DATA RECORDS:
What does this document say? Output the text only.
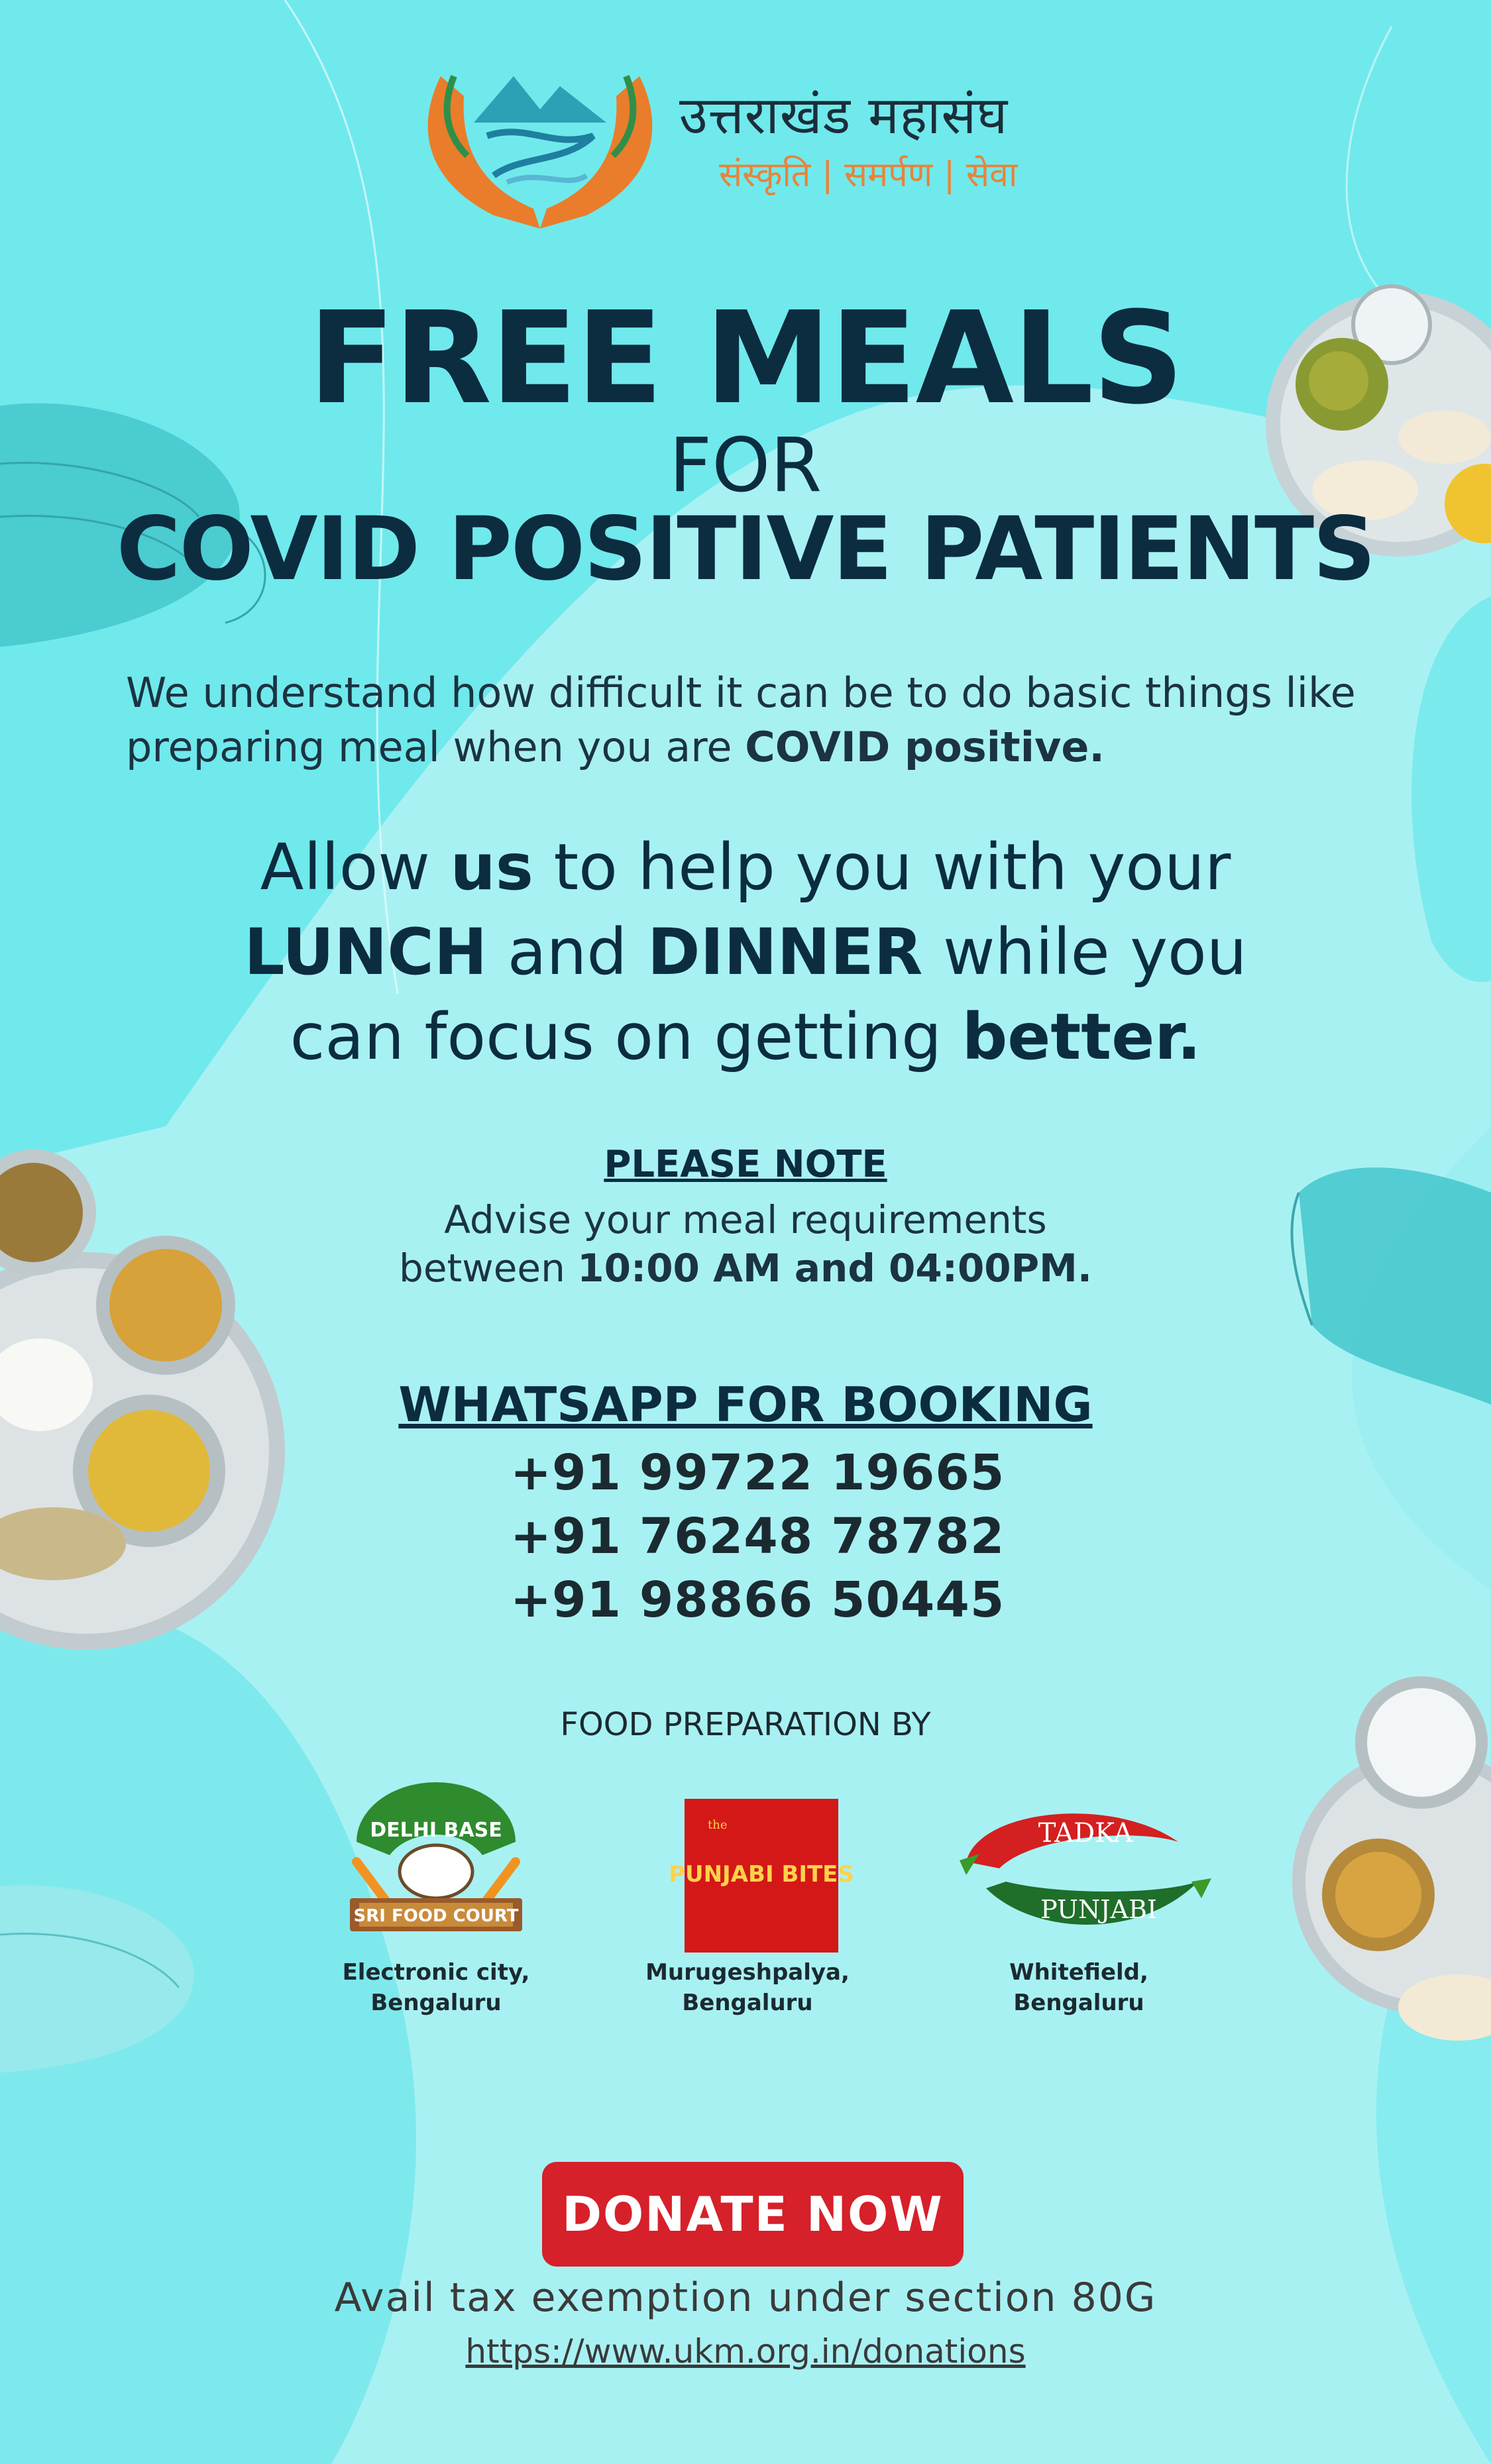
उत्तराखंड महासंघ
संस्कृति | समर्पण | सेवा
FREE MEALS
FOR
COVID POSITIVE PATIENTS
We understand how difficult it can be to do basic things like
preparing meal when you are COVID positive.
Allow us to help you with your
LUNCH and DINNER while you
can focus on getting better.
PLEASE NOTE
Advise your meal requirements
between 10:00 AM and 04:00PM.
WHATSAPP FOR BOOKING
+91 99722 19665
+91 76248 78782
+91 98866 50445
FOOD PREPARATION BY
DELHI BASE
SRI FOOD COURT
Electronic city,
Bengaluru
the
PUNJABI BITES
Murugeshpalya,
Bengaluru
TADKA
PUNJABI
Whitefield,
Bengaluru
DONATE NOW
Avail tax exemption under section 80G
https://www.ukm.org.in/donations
==
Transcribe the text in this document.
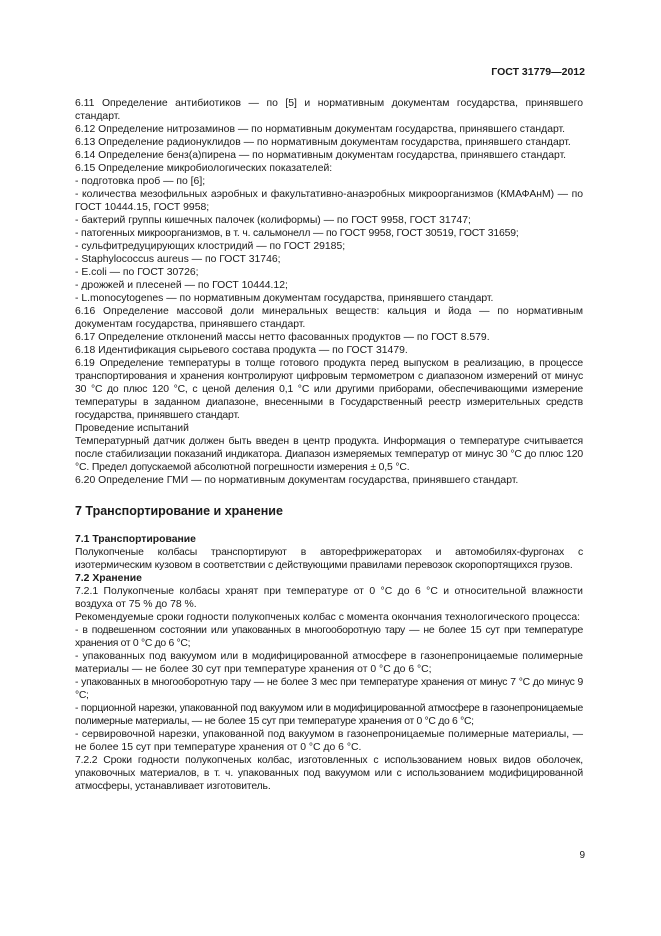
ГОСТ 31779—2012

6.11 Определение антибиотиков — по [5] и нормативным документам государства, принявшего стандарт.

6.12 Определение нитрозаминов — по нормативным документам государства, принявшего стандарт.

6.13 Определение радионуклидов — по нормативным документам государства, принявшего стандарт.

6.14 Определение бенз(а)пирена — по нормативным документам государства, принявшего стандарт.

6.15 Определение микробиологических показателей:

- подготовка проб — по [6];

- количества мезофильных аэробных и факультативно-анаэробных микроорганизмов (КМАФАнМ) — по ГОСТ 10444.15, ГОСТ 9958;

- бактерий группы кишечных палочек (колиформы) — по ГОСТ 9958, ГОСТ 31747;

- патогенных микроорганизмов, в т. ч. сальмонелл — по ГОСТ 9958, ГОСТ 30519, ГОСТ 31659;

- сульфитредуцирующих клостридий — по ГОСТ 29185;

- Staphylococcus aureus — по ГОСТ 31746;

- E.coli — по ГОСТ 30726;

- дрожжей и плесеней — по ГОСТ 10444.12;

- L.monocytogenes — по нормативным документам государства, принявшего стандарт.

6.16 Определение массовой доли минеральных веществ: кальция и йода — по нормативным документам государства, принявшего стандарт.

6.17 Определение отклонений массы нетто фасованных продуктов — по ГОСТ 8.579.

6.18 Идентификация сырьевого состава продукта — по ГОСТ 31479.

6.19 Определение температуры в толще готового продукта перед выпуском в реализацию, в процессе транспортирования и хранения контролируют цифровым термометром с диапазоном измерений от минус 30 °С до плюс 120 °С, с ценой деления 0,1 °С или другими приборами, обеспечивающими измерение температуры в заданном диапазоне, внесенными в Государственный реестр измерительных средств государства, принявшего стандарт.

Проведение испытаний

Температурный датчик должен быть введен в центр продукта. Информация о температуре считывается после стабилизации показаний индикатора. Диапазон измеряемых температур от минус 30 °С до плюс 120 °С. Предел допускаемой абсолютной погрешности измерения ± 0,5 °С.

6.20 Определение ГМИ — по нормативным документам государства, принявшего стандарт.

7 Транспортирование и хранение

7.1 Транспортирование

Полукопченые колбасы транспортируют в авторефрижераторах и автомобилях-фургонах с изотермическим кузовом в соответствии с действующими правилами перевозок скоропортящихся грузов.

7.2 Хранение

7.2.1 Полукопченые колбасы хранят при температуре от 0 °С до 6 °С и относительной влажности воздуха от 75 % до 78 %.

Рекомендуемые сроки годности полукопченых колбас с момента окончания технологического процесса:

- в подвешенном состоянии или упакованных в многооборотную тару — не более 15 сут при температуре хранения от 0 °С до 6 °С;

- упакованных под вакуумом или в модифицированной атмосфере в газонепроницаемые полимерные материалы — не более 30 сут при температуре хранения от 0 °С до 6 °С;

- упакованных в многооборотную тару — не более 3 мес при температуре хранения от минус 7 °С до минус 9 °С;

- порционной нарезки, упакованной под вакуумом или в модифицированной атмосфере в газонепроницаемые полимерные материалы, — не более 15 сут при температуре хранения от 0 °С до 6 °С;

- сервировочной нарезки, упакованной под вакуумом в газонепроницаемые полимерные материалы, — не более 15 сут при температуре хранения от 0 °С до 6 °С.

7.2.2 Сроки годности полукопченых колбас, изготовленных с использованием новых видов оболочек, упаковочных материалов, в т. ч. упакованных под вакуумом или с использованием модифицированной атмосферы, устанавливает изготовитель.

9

WHAT IS EXPECTED:
If a line in the entries above contains "Полукопченые", report it.

EXERCISE RESPONSE:
Полукопченые колбасы транспортируют в авторефрижераторах и автомобилях-фургонах с изотермическим кузовом в соответствии с действующими правилами перевозок скоропортящихся грузов.
7.2.1 Полукопченые колбасы хранят при температуре от 0 °С до 6 °С и относительной влажности воздуха от 75 % до 78 %.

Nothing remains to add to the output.